● DESCRIPTION OF THE TASK: Print the entries verbatim, leaving out the images they contain.

──────── RECORDS SUPPLIED ────────

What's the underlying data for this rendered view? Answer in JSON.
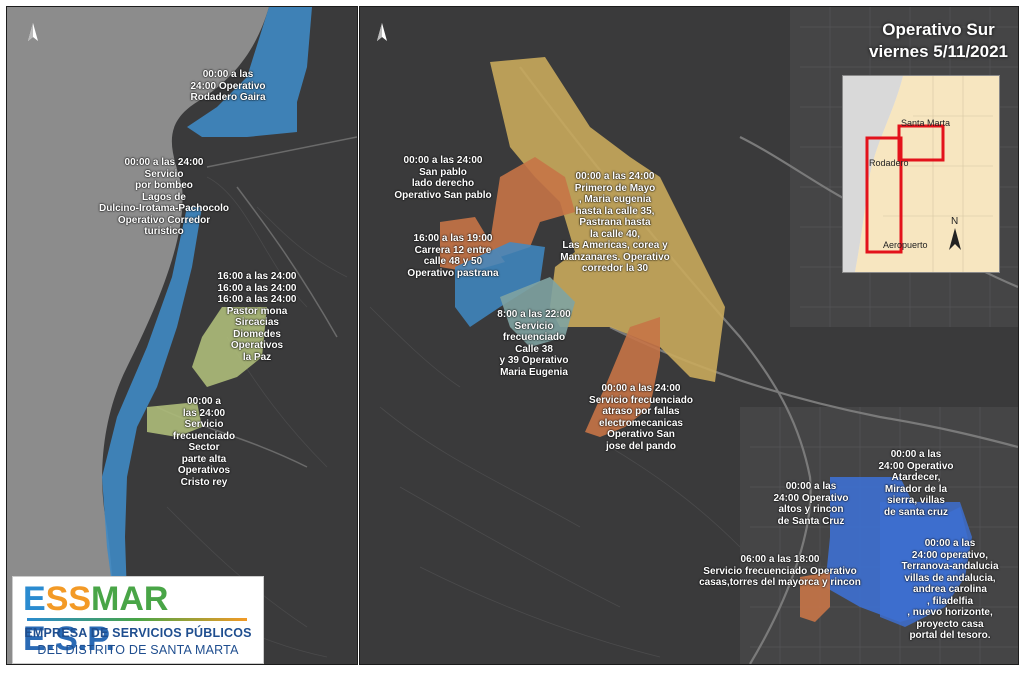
{
  "title": {
    "line1": "Operativo Sur",
    "line2": "viernes 5/11/2021"
  },
  "inset_map": {
    "labels": {
      "santa_marta": "Santa Marta",
      "rodadero": "Rodadero",
      "aeropuerto": "Aeropuerto",
      "north": "N"
    }
  },
  "north_arrow_label": "N",
  "colors": {
    "blue_zone": "#3f8ac4",
    "dark_blue_zone": "#3d6fd0",
    "yellow_zone": "#c9aa5c",
    "orange_zone": "#c67447",
    "green_zone": "#aebc7a",
    "teal_zone": "#7fa3a2",
    "basemap": "#3a3a3b",
    "sea": "#8c8c8c",
    "inset_land": "#f7e6c0",
    "inset_frame": "#e3121b"
  },
  "left_labels": {
    "rodadero": "00:00 a las\n24:00 Operativo\nRodadero Gaira",
    "bombeo": "00:00 a las 24:00\nServicio\npor bombeo\nLagos de\nDulcino-Irotama-Pachocolo\nOperativo Corredor\nturistico",
    "paz": "16:00 a las 24:00\n16:00 a las 24:00\n16:00 a las 24:00\nPastor mona\nSircacias\nDiomedes\nOperativos\nla Paz",
    "cristo_rey": "00:00 a\nlas 24:00\nServicio\nfrecuenciado\nSector\nparte alta\nOperativos\nCristo rey"
  },
  "right_labels": {
    "san_pablo": "00:00 a las 24:00\nSan pablo\nlado derecho\nOperativo San pablo",
    "pastrana": "16:00 a las 19:00\nCarrera 12 entre\ncalle 48 y 50\nOperativo pastrana",
    "primero_mayo": "00:00 a las 24:00\nPrimero de Mayo\n, Maria eugenia\nhasta la calle 35,\nPastrana hasta\nla calle 40,\nLas Americas, corea y\nManzanares. Operativo\ncorredor la 30",
    "maria_eugenia": "8:00 a las 22:00\nServicio\nfrecuenciado\nCalle 38\ny 39 Operativo\nMaria Eugenia",
    "san_jose": "00:00 a las 24:00\nServicio frecuenciado\natraso por fallas\nelectromecanicas\nOperativo San\njose del pando",
    "altos_rincon": "00:00 a las\n24:00 Operativo\naltos y rincon\nde Santa Cruz",
    "atardecer": "00:00 a las\n24:00 Operativo\nAtardecer,\nMirador de la\nsierra, villas\nde santa cruz",
    "mayorca": "06:00 a las 18:00\nServicio frecuenciado Operativo\ncasas,torres del mayorca y rincon",
    "terranova": "00:00 a las\n24:00 operativo,\nTerranova-andalucia\nvillas de andalucia,\nandrea carolina\n, filadelfia\n, nuevo horizonte,\nproyecto casa\nportal del tesoro."
  },
  "logo": {
    "part1": "E",
    "part2": "SS",
    "part3": "MAR",
    "part4": " E.S.P.",
    "line1": "EMPRESA DE SERVICIOS PÚBLICOS",
    "line2": "DEL DISTRITO DE SANTA MARTA"
  }
}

────────

● REPLY:
What's the underlying data for this rendered view? Answer in JSON.
{
  "title": {
    "line1": "Operativo Sur",
    "line2": "viernes 5/11/2021"
  },
  "inset_map": {
    "labels": {
      "santa_marta": "Santa Marta",
      "rodadero": "Rodadero",
      "aeropuerto": "Aeropuerto",
      "north": "N"
    }
  },
  "north_arrow_label": "N",
  "colors": {
    "blue_zone": "#3f8ac4",
    "dark_blue_zone": "#3d6fd0",
    "yellow_zone": "#c9aa5c",
    "orange_zone": "#c67447",
    "green_zone": "#aebc7a",
    "teal_zone": "#7fa3a2",
    "basemap": "#3a3a3b",
    "sea": "#8c8c8c",
    "inset_land": "#f7e6c0",
    "inset_frame": "#e3121b"
  },
  "left_labels": {
    "rodadero": "00:00 a las\n24:00 Operativo\nRodadero Gaira",
    "bombeo": "00:00 a las 24:00\nServicio\npor bombeo\nLagos de\nDulcino-Irotama-Pachocolo\nOperativo Corredor\nturistico",
    "paz": "16:00 a las 24:00\n16:00 a las 24:00\n16:00 a las 24:00\nPastor mona\nSircacias\nDiomedes\nOperativos\nla Paz",
    "cristo_rey": "00:00 a\nlas 24:00\nServicio\nfrecuenciado\nSector\nparte alta\nOperativos\nCristo rey"
  },
  "right_labels": {
    "san_pablo": "00:00 a las 24:00\nSan pablo\nlado derecho\nOperativo San pablo",
    "pastrana": "16:00 a las 19:00\nCarrera 12 entre\ncalle 48 y 50\nOperativo pastrana",
    "primero_mayo": "00:00 a las 24:00\nPrimero de Mayo\n, Maria eugenia\nhasta la calle 35,\nPastrana hasta\nla calle 40,\nLas Americas, corea y\nManzanares. Operativo\ncorredor la 30",
    "maria_eugenia": "8:00 a las 22:00\nServicio\nfrecuenciado\nCalle 38\ny 39 Operativo\nMaria Eugenia",
    "san_jose": "00:00 a las 24:00\nServicio frecuenciado\natraso por fallas\nelectromecanicas\nOperativo San\njose del pando",
    "altos_rincon": "00:00 a las\n24:00 Operativo\naltos y rincon\nde Santa Cruz",
    "atardecer": "00:00 a las\n24:00 Operativo\nAtardecer,\nMirador de la\nsierra, villas\nde santa cruz",
    "mayorca": "06:00 a las 18:00\nServicio frecuenciado Operativo\ncasas,torres del mayorca y rincon",
    "terranova": "00:00 a las\n24:00 operativo,\nTerranova-andalucia\nvillas de andalucia,\nandrea carolina\n, filadelfia\n, nuevo horizonte,\nproyecto casa\nportal del tesoro."
  },
  "logo": {
    "part1": "E",
    "part2": "SS",
    "part3": "MAR",
    "part4": " E.S.P.",
    "line1": "EMPRESA DE SERVICIOS PÚBLICOS",
    "line2": "DEL DISTRITO DE SANTA MARTA"
  }
}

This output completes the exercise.